Repeat each entry as written and leave the images out of the copy.

>> start Records

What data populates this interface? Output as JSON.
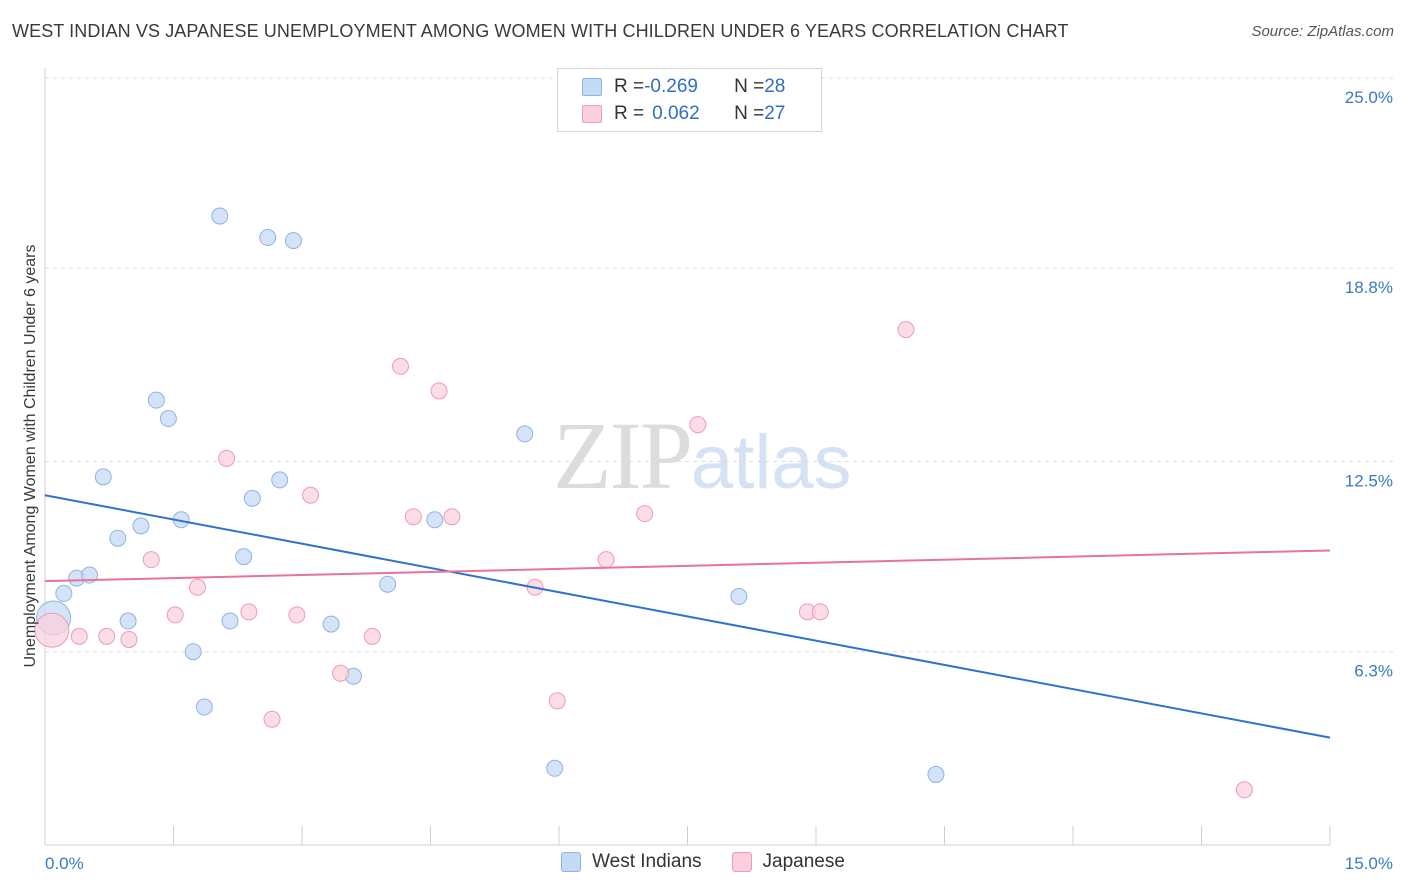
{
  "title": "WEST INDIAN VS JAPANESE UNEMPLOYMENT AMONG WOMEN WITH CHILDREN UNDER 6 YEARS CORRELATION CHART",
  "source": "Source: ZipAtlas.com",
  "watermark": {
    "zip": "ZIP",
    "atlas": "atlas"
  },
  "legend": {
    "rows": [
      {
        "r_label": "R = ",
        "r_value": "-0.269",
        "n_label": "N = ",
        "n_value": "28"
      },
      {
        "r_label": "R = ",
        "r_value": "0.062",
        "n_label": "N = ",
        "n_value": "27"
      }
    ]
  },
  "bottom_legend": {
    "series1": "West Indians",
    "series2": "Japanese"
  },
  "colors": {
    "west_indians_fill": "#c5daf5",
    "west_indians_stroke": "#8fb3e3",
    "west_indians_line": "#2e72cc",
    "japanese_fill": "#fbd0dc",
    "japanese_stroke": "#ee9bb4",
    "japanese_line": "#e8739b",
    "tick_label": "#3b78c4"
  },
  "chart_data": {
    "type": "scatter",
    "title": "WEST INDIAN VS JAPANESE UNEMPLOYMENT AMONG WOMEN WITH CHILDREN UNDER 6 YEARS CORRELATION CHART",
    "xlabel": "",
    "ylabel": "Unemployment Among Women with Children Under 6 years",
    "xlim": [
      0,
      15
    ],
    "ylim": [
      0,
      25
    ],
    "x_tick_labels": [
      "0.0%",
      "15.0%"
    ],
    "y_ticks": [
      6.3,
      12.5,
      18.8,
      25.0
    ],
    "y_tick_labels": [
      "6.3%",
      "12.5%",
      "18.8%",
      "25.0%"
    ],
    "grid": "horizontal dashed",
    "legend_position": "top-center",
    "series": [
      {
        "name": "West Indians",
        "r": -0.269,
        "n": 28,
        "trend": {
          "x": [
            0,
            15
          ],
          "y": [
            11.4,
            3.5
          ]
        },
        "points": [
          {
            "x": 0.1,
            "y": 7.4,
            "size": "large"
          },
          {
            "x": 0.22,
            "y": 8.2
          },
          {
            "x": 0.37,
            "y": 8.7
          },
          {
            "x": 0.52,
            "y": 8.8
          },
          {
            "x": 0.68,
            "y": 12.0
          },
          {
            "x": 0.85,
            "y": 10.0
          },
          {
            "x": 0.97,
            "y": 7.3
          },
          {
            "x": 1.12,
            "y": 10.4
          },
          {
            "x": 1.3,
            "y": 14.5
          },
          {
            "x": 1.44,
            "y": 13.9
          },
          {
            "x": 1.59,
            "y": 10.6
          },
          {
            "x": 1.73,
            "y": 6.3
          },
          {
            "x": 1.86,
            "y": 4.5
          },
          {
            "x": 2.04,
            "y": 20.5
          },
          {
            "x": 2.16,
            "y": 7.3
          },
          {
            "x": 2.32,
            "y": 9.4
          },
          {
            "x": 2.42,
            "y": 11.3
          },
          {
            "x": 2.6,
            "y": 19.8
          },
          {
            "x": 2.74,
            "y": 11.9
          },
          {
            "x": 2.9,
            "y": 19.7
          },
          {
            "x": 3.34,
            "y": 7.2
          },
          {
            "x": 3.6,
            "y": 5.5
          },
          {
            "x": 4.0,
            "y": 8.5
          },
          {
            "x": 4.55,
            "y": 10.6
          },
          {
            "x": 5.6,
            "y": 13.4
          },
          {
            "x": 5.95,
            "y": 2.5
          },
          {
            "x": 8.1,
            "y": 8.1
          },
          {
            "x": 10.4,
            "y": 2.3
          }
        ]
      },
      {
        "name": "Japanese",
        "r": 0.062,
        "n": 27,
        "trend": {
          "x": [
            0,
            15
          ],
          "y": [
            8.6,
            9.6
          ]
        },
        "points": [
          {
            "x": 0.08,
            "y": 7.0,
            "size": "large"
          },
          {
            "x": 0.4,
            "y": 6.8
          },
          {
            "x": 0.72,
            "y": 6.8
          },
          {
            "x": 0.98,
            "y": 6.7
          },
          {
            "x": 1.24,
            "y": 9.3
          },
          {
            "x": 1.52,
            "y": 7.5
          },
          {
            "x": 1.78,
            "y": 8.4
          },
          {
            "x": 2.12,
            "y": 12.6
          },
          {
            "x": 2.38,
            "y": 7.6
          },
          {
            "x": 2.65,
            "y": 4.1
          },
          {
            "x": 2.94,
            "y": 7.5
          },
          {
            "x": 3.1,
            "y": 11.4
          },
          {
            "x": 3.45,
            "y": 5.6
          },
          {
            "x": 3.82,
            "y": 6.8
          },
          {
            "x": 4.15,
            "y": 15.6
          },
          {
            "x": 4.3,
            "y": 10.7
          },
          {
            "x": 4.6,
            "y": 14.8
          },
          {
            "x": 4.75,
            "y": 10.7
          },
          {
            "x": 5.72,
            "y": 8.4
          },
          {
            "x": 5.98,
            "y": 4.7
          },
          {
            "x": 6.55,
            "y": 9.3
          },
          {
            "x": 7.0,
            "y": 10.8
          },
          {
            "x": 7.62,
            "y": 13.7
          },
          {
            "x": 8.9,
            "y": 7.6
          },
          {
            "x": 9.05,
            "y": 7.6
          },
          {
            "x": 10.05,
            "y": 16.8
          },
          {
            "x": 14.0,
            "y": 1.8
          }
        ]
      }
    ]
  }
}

>> end Records

### [Correct answer]
What data populates this interface? Output as JSON.
{
  "title": "WEST INDIAN VS JAPANESE UNEMPLOYMENT AMONG WOMEN WITH CHILDREN UNDER 6 YEARS CORRELATION CHART",
  "source": "Source: ZipAtlas.com",
  "watermark": {
    "zip": "ZIP",
    "atlas": "atlas"
  },
  "legend": {
    "rows": [
      {
        "r_label": "R = ",
        "r_value": "-0.269",
        "n_label": "N = ",
        "n_value": "28"
      },
      {
        "r_label": "R = ",
        "r_value": "0.062",
        "n_label": "N = ",
        "n_value": "27"
      }
    ]
  },
  "bottom_legend": {
    "series1": "West Indians",
    "series2": "Japanese"
  },
  "colors": {
    "west_indians_fill": "#c5daf5",
    "west_indians_stroke": "#8fb3e3",
    "west_indians_line": "#2e72cc",
    "japanese_fill": "#fbd0dc",
    "japanese_stroke": "#ee9bb4",
    "japanese_line": "#e8739b",
    "tick_label": "#3b78c4"
  },
  "chart_data": {
    "type": "scatter",
    "title": "WEST INDIAN VS JAPANESE UNEMPLOYMENT AMONG WOMEN WITH CHILDREN UNDER 6 YEARS CORRELATION CHART",
    "xlabel": "",
    "ylabel": "Unemployment Among Women with Children Under 6 years",
    "xlim": [
      0,
      15
    ],
    "ylim": [
      0,
      25
    ],
    "x_tick_labels": [
      "0.0%",
      "15.0%"
    ],
    "y_ticks": [
      6.3,
      12.5,
      18.8,
      25.0
    ],
    "y_tick_labels": [
      "6.3%",
      "12.5%",
      "18.8%",
      "25.0%"
    ],
    "grid": "horizontal dashed",
    "legend_position": "top-center",
    "series": [
      {
        "name": "West Indians",
        "r": -0.269,
        "n": 28,
        "trend": {
          "x": [
            0,
            15
          ],
          "y": [
            11.4,
            3.5
          ]
        },
        "points": [
          {
            "x": 0.1,
            "y": 7.4,
            "size": "large"
          },
          {
            "x": 0.22,
            "y": 8.2
          },
          {
            "x": 0.37,
            "y": 8.7
          },
          {
            "x": 0.52,
            "y": 8.8
          },
          {
            "x": 0.68,
            "y": 12.0
          },
          {
            "x": 0.85,
            "y": 10.0
          },
          {
            "x": 0.97,
            "y": 7.3
          },
          {
            "x": 1.12,
            "y": 10.4
          },
          {
            "x": 1.3,
            "y": 14.5
          },
          {
            "x": 1.44,
            "y": 13.9
          },
          {
            "x": 1.59,
            "y": 10.6
          },
          {
            "x": 1.73,
            "y": 6.3
          },
          {
            "x": 1.86,
            "y": 4.5
          },
          {
            "x": 2.04,
            "y": 20.5
          },
          {
            "x": 2.16,
            "y": 7.3
          },
          {
            "x": 2.32,
            "y": 9.4
          },
          {
            "x": 2.42,
            "y": 11.3
          },
          {
            "x": 2.6,
            "y": 19.8
          },
          {
            "x": 2.74,
            "y": 11.9
          },
          {
            "x": 2.9,
            "y": 19.7
          },
          {
            "x": 3.34,
            "y": 7.2
          },
          {
            "x": 3.6,
            "y": 5.5
          },
          {
            "x": 4.0,
            "y": 8.5
          },
          {
            "x": 4.55,
            "y": 10.6
          },
          {
            "x": 5.6,
            "y": 13.4
          },
          {
            "x": 5.95,
            "y": 2.5
          },
          {
            "x": 8.1,
            "y": 8.1
          },
          {
            "x": 10.4,
            "y": 2.3
          }
        ]
      },
      {
        "name": "Japanese",
        "r": 0.062,
        "n": 27,
        "trend": {
          "x": [
            0,
            15
          ],
          "y": [
            8.6,
            9.6
          ]
        },
        "points": [
          {
            "x": 0.08,
            "y": 7.0,
            "size": "large"
          },
          {
            "x": 0.4,
            "y": 6.8
          },
          {
            "x": 0.72,
            "y": 6.8
          },
          {
            "x": 0.98,
            "y": 6.7
          },
          {
            "x": 1.24,
            "y": 9.3
          },
          {
            "x": 1.52,
            "y": 7.5
          },
          {
            "x": 1.78,
            "y": 8.4
          },
          {
            "x": 2.12,
            "y": 12.6
          },
          {
            "x": 2.38,
            "y": 7.6
          },
          {
            "x": 2.65,
            "y": 4.1
          },
          {
            "x": 2.94,
            "y": 7.5
          },
          {
            "x": 3.1,
            "y": 11.4
          },
          {
            "x": 3.45,
            "y": 5.6
          },
          {
            "x": 3.82,
            "y": 6.8
          },
          {
            "x": 4.15,
            "y": 15.6
          },
          {
            "x": 4.3,
            "y": 10.7
          },
          {
            "x": 4.6,
            "y": 14.8
          },
          {
            "x": 4.75,
            "y": 10.7
          },
          {
            "x": 5.72,
            "y": 8.4
          },
          {
            "x": 5.98,
            "y": 4.7
          },
          {
            "x": 6.55,
            "y": 9.3
          },
          {
            "x": 7.0,
            "y": 10.8
          },
          {
            "x": 7.62,
            "y": 13.7
          },
          {
            "x": 8.9,
            "y": 7.6
          },
          {
            "x": 9.05,
            "y": 7.6
          },
          {
            "x": 10.05,
            "y": 16.8
          },
          {
            "x": 14.0,
            "y": 1.8
          }
        ]
      }
    ]
  }
}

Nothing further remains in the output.